Task description = Transcribe the listing word for word.

Data items
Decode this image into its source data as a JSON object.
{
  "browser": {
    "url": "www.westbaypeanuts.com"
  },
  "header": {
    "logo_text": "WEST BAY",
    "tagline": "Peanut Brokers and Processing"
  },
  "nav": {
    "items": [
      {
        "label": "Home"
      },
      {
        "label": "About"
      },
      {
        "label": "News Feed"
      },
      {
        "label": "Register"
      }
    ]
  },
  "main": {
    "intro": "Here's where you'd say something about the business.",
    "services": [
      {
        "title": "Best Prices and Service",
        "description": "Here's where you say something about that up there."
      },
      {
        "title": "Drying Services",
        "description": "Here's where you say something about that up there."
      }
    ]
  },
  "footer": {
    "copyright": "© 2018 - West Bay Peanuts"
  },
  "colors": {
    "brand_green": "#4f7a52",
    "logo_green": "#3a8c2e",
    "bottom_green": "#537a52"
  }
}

Output below =
Decode this image into its source data as a JSON object.
{
  "browser": {
    "url": "www.westbaypeanuts.com"
  },
  "header": {
    "logo_text": "WEST BAY",
    "tagline": "Peanut Brokers and Processing"
  },
  "nav": {
    "items": [
      {
        "label": "Home"
      },
      {
        "label": "About"
      },
      {
        "label": "News Feed"
      },
      {
        "label": "Register"
      }
    ]
  },
  "main": {
    "intro": "Here's where you'd say something about the business.",
    "services": [
      {
        "title": "Best Prices and Service",
        "description": "Here's where you say something about that up there."
      },
      {
        "title": "Drying Services",
        "description": "Here's where you say something about that up there."
      }
    ]
  },
  "footer": {
    "copyright": "© 2018 - West Bay Peanuts"
  },
  "colors": {
    "brand_green": "#4f7a52",
    "logo_green": "#3a8c2e",
    "bottom_green": "#537a52"
  }
}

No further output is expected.